*Work required*
Copy out the lines that have "type" in them.

[Figure collection entries]

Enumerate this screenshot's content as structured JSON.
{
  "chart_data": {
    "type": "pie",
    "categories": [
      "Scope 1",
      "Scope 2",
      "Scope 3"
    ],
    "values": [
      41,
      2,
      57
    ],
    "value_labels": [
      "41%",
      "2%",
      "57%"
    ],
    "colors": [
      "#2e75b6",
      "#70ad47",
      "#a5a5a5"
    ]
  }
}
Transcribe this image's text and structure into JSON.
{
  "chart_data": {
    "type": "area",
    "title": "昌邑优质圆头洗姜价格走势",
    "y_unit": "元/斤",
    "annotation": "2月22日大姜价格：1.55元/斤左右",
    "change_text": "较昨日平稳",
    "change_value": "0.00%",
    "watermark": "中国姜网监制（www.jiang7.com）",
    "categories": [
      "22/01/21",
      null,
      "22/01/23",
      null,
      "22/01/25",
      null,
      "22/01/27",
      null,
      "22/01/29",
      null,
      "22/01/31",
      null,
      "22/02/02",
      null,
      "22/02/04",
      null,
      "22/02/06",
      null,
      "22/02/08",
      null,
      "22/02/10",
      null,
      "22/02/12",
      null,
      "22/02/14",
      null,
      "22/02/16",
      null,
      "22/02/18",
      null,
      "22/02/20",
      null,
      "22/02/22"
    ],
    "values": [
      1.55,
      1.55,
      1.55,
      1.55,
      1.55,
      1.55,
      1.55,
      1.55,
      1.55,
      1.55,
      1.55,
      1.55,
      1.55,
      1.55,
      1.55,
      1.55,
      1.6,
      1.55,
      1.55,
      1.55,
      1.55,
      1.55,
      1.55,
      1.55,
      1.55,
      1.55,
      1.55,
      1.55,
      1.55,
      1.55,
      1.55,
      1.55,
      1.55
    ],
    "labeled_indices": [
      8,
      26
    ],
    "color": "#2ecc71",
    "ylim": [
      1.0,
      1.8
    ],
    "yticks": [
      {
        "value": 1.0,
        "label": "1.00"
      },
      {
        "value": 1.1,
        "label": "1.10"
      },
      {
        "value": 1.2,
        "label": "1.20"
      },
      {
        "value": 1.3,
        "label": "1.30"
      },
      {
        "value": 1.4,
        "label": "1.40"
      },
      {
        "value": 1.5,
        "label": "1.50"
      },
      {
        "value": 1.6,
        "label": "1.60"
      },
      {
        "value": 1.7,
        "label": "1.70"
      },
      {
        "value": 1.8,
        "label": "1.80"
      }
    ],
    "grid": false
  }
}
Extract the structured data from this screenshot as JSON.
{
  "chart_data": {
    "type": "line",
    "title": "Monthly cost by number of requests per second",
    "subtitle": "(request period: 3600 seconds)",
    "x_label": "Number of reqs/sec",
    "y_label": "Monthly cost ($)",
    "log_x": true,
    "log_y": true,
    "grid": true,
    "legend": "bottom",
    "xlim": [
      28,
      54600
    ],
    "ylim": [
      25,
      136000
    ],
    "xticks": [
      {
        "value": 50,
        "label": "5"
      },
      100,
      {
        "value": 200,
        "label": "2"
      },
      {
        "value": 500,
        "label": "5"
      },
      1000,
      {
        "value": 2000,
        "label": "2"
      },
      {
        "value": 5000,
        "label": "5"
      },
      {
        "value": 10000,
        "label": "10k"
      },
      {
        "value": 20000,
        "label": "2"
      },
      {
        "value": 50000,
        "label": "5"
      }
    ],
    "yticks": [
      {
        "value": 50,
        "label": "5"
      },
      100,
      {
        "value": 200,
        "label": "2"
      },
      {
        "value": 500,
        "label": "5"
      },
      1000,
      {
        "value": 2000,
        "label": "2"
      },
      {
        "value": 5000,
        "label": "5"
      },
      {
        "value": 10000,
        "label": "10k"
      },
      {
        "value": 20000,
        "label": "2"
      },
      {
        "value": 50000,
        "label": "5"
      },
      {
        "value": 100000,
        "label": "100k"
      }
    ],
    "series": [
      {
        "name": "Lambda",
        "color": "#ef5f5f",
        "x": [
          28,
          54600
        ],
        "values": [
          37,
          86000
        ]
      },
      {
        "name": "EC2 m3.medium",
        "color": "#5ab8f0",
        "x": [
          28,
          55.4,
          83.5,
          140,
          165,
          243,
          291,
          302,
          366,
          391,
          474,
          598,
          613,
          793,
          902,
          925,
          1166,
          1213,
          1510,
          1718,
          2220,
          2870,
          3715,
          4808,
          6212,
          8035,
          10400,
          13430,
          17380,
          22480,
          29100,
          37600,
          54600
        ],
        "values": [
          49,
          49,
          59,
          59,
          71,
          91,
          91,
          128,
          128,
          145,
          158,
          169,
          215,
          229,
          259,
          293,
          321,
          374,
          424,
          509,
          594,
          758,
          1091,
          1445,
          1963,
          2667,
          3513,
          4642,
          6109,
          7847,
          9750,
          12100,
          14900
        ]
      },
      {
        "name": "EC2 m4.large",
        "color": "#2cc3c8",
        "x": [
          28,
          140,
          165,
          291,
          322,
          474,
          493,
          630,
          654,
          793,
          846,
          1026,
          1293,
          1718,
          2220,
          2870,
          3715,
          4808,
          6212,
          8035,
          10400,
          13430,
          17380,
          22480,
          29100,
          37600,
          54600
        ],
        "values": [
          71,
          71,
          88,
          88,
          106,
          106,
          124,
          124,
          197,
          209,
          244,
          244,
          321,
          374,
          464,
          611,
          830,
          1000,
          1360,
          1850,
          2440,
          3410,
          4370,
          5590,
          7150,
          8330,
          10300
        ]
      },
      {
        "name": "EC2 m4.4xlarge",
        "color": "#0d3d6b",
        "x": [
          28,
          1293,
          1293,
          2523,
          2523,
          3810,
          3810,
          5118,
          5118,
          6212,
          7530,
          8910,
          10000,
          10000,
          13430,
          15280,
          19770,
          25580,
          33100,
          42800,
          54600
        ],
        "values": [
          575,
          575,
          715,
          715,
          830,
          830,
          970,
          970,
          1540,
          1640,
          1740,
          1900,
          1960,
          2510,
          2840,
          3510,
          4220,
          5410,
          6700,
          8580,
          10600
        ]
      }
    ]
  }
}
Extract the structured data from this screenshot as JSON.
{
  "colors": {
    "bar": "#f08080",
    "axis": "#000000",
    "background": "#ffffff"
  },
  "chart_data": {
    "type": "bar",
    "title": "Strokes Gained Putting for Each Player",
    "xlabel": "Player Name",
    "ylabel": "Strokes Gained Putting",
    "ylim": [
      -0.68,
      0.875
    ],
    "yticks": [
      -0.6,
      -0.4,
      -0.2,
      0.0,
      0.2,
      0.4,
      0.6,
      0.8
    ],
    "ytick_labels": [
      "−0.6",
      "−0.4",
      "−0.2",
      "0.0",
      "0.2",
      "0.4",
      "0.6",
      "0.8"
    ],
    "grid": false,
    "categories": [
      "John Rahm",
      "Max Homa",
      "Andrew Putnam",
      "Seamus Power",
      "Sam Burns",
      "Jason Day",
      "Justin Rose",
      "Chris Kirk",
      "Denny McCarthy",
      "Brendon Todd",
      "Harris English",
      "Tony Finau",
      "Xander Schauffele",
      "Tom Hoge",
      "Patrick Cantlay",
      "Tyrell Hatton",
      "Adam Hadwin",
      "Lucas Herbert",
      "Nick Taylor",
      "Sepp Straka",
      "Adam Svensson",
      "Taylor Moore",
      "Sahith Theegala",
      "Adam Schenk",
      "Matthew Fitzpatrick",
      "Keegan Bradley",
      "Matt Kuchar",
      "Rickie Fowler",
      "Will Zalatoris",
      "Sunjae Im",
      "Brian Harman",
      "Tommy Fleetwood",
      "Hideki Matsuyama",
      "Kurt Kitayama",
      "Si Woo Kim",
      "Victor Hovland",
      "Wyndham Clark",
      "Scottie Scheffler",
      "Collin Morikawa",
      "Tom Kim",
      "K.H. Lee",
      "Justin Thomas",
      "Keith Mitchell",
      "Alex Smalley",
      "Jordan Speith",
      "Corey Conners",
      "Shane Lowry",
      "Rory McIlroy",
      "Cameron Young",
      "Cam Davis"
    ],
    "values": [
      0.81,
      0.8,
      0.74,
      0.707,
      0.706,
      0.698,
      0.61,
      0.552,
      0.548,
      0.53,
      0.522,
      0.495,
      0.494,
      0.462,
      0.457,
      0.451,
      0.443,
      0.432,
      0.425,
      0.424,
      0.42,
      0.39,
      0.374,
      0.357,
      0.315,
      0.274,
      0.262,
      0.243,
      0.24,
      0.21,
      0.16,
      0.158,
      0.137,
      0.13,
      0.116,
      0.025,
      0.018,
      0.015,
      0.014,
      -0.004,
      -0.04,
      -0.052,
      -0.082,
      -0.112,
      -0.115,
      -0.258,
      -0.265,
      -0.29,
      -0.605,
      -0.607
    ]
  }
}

*Answer*
    "type": "pie",
    "type": "area",
    "type": "line",
    "type": "bar",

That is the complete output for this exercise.